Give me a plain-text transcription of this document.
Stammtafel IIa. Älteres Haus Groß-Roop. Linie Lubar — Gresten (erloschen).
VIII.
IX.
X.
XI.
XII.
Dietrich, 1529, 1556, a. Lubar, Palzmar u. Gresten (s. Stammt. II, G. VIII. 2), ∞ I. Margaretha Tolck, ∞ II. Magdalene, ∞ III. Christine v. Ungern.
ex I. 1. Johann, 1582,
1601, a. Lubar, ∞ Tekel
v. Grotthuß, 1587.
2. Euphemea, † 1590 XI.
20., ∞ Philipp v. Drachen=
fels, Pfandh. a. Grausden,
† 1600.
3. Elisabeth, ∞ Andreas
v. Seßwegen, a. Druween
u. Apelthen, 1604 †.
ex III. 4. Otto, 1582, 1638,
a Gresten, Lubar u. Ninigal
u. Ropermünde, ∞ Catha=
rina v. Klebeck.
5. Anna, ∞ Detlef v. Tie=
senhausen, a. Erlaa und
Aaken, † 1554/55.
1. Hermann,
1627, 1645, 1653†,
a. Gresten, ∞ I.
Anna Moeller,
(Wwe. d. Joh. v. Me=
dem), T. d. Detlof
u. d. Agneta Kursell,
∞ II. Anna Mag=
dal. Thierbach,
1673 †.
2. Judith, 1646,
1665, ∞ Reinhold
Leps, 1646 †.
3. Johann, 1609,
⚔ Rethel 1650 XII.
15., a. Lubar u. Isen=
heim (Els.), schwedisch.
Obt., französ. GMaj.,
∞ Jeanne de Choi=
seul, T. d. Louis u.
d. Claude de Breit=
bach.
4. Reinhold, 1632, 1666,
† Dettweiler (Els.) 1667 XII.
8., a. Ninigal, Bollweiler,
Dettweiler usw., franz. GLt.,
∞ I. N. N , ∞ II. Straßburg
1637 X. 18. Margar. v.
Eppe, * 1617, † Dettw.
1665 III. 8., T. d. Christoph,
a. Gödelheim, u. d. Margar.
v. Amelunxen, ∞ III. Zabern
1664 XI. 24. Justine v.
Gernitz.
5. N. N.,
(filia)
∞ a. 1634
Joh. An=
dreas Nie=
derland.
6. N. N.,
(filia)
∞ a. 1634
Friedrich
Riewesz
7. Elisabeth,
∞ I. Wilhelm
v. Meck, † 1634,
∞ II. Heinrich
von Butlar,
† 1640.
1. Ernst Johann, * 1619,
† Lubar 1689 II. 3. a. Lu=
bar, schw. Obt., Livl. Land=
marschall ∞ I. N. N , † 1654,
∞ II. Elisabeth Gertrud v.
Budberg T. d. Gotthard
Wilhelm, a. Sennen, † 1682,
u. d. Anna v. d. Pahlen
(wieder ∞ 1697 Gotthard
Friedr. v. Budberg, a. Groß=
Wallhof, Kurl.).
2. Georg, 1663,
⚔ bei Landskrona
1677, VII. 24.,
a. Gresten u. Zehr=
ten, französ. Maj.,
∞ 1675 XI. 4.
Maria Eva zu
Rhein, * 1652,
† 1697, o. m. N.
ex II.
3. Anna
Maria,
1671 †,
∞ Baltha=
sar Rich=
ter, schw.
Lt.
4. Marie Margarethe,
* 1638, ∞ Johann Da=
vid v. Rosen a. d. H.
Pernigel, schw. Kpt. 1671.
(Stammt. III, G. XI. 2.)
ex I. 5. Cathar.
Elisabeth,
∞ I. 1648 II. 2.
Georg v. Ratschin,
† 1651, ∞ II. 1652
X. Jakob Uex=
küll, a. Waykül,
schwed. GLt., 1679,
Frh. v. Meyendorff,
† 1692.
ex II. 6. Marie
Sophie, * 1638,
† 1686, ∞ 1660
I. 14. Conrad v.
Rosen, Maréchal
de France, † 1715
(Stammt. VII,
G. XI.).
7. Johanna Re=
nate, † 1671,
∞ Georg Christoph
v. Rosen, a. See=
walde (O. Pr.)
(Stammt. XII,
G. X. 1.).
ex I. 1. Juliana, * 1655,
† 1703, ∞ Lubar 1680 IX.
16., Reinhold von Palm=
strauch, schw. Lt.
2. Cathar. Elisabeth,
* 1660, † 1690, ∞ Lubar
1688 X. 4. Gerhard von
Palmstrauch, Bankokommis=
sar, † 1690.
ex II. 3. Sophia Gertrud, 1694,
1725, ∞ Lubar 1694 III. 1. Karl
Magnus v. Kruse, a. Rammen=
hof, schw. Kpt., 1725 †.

::::::

EXERCISE DESCRIPTION:
Retype the whole listing, matching it exactly.

THE REPLY:
Give me a plain-text transcription of this document.
Stammtafel IIa. Älteres Haus Groß-Roop. Linie Lubar — Gresten (erloschen).
VIII.
IX.
X.
XI.
XII.
Dietrich, 1529, 1556, a. Lubar, Palzmar u. Gresten (s. Stammt. II, G. VIII. 2), ∞ I. Margaretha Tolck, ∞ II. Magdalene, ∞ III. Christine v. Ungern.
ex I. 1. Johann, 1582,
1601, a. Lubar, ∞ Tekel
v. Grotthuß, 1587.
2. Euphemea, † 1590 XI.
20., ∞ Philipp v. Drachen=
fels, Pfandh. a. Grausden,
† 1600.
3. Elisabeth, ∞ Andreas
v. Seßwegen, a. Druween
u. Apelthen, 1604 †.
ex III. 4. Otto, 1582, 1638,
a Gresten, Lubar u. Ninigal
u. Ropermünde, ∞ Catha=
rina v. Klebeck.
5. Anna, ∞ Detlef v. Tie=
senhausen, a. Erlaa und
Aaken, † 1554/55.
1. Hermann,
1627, 1645, 1653†,
a. Gresten, ∞ I.
Anna Moeller,
(Wwe. d. Joh. v. Me=
dem), T. d. Detlof
u. d. Agneta Kursell,
∞ II. Anna Mag=
dal. Thierbach,
1673 †.
2. Judith, 1646,
1665, ∞ Reinhold
Leps, 1646 †.
3. Johann, 1609,
⚔ Rethel 1650 XII.
15., a. Lubar u. Isen=
heim (Els.), schwedisch.
Obt., französ. GMaj.,
∞ Jeanne de Choi=
seul, T. d. Louis u.
d. Claude de Breit=
bach.
4. Reinhold, 1632, 1666,
† Dettweiler (Els.) 1667 XII.
8., a. Ninigal, Bollweiler,
Dettweiler usw., franz. GLt.,
∞ I. N. N , ∞ II. Straßburg
1637 X. 18. Margar. v.
Eppe, * 1617, † Dettw.
1665 III. 8., T. d. Christoph,
a. Gödelheim, u. d. Margar.
v. Amelunxen, ∞ III. Zabern
1664 XI. 24. Justine v.
Gernitz.
5. N. N.,
(filia)
∞ a. 1634
Joh. An=
dreas Nie=
derland.
6. N. N.,
(filia)
∞ a. 1634
Friedrich
Riewesz
7. Elisabeth,
∞ I. Wilhelm
v. Meck, † 1634,
∞ II. Heinrich
von Butlar,
† 1640.
1. Ernst Johann, * 1619,
† Lubar 1689 II. 3. a. Lu=
bar, schw. Obt., Livl. Land=
marschall ∞ I. N. N , † 1654,
∞ II. Elisabeth Gertrud v.
Budberg T. d. Gotthard
Wilhelm, a. Sennen, † 1682,
u. d. Anna v. d. Pahlen
(wieder ∞ 1697 Gotthard
Friedr. v. Budberg, a. Groß=
Wallhof, Kurl.).
2. Georg, 1663,
⚔ bei Landskrona
1677, VII. 24.,
a. Gresten u. Zehr=
ten, französ. Maj.,
∞ 1675 XI. 4.
Maria Eva zu
Rhein, * 1652,
† 1697, o. m. N.
ex II.
3. Anna
Maria,
1671 †,
∞ Baltha=
sar Rich=
ter, schw.
Lt.
4. Marie Margarethe,
* 1638, ∞ Johann Da=
vid v. Rosen a. d. H.
Pernigel, schw. Kpt. 1671.
(Stammt. III, G. XI. 2.)
ex I. 5. Cathar.
Elisabeth,
∞ I. 1648 II. 2.
Georg v. Ratschin,
† 1651, ∞ II. 1652
X. Jakob Uex=
küll, a. Waykül,
schwed. GLt., 1679,
Frh. v. Meyendorff,
† 1692.
ex II. 6. Marie
Sophie, * 1638,
† 1686, ∞ 1660
I. 14. Conrad v.
Rosen, Maréchal
de France, † 1715
(Stammt. VII,
G. XI.).
7. Johanna Re=
nate, † 1671,
∞ Georg Christoph
v. Rosen, a. See=
walde (O. Pr.)
(Stammt. XII,
G. X. 1.).
ex I. 1. Juliana, * 1655,
† 1703, ∞ Lubar 1680 IX.
16., Reinhold von Palm=
strauch, schw. Lt.
2. Cathar. Elisabeth,
* 1660, † 1690, ∞ Lubar
1688 X. 4. Gerhard von
Palmstrauch, Bankokommis=
sar, † 1690.
ex II. 3. Sophia Gertrud, 1694,
1725, ∞ Lubar 1694 III. 1. Karl
Magnus v. Kruse, a. Rammen=
hof, schw. Kpt., 1725 †.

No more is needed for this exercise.